- **Given data**:
┏━━

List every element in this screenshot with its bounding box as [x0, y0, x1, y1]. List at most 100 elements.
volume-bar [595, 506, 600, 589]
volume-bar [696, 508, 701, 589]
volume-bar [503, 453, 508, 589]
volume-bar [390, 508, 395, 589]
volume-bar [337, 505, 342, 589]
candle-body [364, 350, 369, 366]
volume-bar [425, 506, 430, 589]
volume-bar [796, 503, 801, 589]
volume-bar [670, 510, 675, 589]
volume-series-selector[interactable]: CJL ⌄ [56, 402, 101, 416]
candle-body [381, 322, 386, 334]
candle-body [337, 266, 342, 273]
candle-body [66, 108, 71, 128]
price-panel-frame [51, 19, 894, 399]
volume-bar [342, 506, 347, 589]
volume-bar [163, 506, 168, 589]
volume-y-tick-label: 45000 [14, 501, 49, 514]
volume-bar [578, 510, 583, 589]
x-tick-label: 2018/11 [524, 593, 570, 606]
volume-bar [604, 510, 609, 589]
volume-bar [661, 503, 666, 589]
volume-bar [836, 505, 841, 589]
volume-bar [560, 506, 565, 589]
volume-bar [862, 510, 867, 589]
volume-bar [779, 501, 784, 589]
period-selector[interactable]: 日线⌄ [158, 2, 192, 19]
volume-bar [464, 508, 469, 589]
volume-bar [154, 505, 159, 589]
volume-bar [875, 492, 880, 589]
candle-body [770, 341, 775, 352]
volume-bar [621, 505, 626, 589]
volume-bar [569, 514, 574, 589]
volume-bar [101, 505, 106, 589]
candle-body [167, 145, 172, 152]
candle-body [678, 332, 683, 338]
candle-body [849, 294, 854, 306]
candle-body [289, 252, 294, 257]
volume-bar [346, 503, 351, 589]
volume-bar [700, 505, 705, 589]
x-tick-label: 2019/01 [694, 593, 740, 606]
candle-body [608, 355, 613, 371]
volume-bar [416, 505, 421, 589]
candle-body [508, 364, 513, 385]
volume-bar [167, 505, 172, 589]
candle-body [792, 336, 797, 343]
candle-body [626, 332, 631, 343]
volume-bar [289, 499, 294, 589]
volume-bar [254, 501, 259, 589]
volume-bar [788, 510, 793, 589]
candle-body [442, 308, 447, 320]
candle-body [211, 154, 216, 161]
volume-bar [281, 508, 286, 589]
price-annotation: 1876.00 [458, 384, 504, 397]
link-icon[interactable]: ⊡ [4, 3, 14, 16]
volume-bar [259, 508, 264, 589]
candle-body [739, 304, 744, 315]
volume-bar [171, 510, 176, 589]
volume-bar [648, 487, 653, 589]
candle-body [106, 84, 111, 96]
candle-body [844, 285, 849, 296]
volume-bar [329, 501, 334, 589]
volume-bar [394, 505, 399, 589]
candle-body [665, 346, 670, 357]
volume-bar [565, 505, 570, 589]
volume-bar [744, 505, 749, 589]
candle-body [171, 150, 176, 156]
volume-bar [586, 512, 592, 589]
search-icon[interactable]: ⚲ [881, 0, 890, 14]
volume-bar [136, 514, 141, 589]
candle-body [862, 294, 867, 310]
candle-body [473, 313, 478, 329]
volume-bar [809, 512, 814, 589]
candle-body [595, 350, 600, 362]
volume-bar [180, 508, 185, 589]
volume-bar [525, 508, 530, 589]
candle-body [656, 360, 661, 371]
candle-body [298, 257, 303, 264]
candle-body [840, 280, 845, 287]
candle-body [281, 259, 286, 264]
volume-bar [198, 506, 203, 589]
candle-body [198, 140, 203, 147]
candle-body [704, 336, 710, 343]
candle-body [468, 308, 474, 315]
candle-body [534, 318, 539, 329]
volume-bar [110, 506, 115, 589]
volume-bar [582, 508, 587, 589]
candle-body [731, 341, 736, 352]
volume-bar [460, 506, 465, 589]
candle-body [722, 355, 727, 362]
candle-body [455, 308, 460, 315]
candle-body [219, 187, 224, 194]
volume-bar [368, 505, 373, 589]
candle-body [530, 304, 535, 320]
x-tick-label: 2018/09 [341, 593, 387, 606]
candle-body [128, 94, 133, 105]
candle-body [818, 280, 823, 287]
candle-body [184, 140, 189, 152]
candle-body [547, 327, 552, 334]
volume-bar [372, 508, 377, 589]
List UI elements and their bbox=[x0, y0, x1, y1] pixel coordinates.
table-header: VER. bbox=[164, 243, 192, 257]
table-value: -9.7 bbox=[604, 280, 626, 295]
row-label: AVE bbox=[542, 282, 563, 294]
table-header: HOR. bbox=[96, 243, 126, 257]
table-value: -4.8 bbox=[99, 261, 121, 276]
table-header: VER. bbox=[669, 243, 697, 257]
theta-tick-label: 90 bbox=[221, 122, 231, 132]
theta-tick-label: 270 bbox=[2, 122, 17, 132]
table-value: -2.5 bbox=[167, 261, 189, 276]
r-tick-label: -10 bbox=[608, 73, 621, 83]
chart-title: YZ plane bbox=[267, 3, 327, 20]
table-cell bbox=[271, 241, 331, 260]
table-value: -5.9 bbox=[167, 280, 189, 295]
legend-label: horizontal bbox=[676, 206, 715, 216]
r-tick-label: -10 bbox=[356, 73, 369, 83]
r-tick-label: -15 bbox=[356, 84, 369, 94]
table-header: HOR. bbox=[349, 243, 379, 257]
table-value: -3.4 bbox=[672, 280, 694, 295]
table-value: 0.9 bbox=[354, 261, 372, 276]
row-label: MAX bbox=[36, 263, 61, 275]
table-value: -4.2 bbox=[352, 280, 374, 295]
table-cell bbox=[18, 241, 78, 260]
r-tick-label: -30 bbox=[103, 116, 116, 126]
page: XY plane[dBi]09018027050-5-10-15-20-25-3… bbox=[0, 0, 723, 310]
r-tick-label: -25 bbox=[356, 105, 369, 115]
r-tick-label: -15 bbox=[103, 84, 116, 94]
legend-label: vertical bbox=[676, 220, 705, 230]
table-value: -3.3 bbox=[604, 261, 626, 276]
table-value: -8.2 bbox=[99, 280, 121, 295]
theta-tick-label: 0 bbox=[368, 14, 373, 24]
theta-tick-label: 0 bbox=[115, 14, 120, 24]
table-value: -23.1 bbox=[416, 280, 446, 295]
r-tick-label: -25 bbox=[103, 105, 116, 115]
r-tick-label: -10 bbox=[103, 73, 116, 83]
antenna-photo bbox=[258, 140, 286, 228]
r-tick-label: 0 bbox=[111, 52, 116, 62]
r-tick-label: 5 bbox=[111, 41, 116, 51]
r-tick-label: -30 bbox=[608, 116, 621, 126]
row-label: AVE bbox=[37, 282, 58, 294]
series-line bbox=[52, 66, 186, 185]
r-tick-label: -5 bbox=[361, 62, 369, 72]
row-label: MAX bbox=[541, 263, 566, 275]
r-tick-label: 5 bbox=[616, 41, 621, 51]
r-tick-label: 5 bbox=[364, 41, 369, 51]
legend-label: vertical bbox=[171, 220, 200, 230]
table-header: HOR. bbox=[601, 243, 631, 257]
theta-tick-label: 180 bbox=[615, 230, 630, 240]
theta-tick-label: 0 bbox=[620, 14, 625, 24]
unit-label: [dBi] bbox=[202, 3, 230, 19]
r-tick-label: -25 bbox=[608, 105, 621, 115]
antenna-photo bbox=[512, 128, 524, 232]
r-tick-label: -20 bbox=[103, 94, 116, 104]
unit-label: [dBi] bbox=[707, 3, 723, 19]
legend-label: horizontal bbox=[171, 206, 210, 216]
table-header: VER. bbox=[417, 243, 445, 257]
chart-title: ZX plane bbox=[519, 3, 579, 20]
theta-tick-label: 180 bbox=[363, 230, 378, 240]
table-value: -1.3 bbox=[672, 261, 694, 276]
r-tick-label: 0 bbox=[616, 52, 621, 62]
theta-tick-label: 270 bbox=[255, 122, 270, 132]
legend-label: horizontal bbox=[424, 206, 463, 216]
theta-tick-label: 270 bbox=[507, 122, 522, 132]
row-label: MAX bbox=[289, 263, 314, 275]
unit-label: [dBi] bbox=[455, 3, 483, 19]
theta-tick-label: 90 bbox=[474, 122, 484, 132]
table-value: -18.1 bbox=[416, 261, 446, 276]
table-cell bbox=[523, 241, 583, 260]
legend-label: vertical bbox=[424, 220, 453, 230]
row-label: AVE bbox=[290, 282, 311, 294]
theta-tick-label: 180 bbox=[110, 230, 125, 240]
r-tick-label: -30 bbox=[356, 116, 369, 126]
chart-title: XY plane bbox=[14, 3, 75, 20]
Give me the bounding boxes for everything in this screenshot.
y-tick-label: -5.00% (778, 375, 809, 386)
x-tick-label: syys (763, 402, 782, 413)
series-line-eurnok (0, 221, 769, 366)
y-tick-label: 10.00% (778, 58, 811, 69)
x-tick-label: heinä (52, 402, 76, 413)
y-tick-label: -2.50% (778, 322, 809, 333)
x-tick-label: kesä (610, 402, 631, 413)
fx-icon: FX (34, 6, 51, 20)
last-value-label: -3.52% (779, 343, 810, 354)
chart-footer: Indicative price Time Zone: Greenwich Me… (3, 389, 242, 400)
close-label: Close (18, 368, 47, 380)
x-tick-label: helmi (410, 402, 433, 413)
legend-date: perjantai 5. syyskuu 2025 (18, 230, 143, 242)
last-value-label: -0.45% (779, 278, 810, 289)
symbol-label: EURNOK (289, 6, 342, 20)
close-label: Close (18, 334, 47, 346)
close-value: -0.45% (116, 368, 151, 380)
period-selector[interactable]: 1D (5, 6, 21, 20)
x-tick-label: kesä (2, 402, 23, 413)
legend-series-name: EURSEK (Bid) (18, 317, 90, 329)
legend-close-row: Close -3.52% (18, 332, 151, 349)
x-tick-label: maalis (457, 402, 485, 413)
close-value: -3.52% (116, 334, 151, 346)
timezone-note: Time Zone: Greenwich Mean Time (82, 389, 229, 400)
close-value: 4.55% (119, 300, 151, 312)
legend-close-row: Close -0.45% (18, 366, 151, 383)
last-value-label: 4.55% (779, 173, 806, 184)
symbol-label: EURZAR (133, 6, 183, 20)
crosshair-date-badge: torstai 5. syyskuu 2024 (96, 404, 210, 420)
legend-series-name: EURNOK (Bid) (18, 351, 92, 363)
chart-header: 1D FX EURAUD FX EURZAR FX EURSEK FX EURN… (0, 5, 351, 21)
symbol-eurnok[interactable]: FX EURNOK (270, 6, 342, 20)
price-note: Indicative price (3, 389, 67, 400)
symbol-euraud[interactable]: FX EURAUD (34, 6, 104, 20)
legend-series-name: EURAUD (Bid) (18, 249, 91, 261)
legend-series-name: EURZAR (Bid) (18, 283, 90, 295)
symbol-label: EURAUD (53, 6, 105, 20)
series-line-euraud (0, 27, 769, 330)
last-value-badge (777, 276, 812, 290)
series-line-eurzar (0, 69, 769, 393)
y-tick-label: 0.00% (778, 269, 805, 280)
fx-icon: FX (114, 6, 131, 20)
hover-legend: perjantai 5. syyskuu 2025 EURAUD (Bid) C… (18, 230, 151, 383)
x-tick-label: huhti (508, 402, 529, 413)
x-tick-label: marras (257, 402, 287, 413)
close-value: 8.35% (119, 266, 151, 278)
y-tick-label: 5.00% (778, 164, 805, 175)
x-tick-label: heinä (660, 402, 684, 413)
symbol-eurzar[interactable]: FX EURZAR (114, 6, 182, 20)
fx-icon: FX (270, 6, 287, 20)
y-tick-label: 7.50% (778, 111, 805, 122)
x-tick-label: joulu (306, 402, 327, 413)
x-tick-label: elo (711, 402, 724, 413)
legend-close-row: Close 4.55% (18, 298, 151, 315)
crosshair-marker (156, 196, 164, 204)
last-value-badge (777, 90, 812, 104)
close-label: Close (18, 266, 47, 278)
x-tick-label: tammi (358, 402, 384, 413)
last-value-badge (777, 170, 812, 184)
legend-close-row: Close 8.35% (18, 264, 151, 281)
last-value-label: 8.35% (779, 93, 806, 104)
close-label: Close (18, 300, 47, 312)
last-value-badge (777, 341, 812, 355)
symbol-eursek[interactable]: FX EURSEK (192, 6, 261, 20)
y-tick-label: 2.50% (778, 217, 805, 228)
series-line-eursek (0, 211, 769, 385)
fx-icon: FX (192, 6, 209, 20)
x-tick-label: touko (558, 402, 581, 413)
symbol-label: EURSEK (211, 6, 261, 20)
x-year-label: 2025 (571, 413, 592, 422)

┗━━

- **The request**: Print the items exactly as they appear, starting with the first line and continuing through the line that contains "volume-bar [167, 505, 172, 589]", with both of those lines included.

- **Answer for this exercise**:
List every element in this screenshot with its bounding box as [x0, y0, x1, y1]. List at most 100 elements.
volume-bar [595, 506, 600, 589]
volume-bar [696, 508, 701, 589]
volume-bar [503, 453, 508, 589]
volume-bar [390, 508, 395, 589]
volume-bar [337, 505, 342, 589]
candle-body [364, 350, 369, 366]
volume-bar [425, 506, 430, 589]
volume-bar [796, 503, 801, 589]
volume-bar [670, 510, 675, 589]
volume-series-selector[interactable]: CJL ⌄ [56, 402, 101, 416]
candle-body [381, 322, 386, 334]
candle-body [337, 266, 342, 273]
candle-body [66, 108, 71, 128]
price-panel-frame [51, 19, 894, 399]
volume-bar [342, 506, 347, 589]
volume-bar [163, 506, 168, 589]
volume-y-tick-label: 45000 [14, 501, 49, 514]
volume-bar [578, 510, 583, 589]
x-tick-label: 2018/11 [524, 593, 570, 606]
volume-bar [604, 510, 609, 589]
volume-bar [661, 503, 666, 589]
volume-bar [836, 505, 841, 589]
volume-bar [560, 506, 565, 589]
volume-bar [862, 510, 867, 589]
volume-bar [779, 501, 784, 589]
period-selector[interactable]: 日线⌄ [158, 2, 192, 19]
volume-bar [464, 508, 469, 589]
volume-bar [154, 505, 159, 589]
volume-bar [875, 492, 880, 589]
candle-body [770, 341, 775, 352]
volume-bar [621, 505, 626, 589]
volume-bar [569, 514, 574, 589]
volume-bar [101, 505, 106, 589]
candle-body [167, 145, 172, 152]
candle-body [678, 332, 683, 338]
candle-body [849, 294, 854, 306]
candle-body [289, 252, 294, 257]
volume-bar [346, 503, 351, 589]
volume-bar [700, 505, 705, 589]
x-tick-label: 2019/01 [694, 593, 740, 606]
candle-body [608, 355, 613, 371]
volume-bar [416, 505, 421, 589]
candle-body [508, 364, 513, 385]
volume-bar [167, 505, 172, 589]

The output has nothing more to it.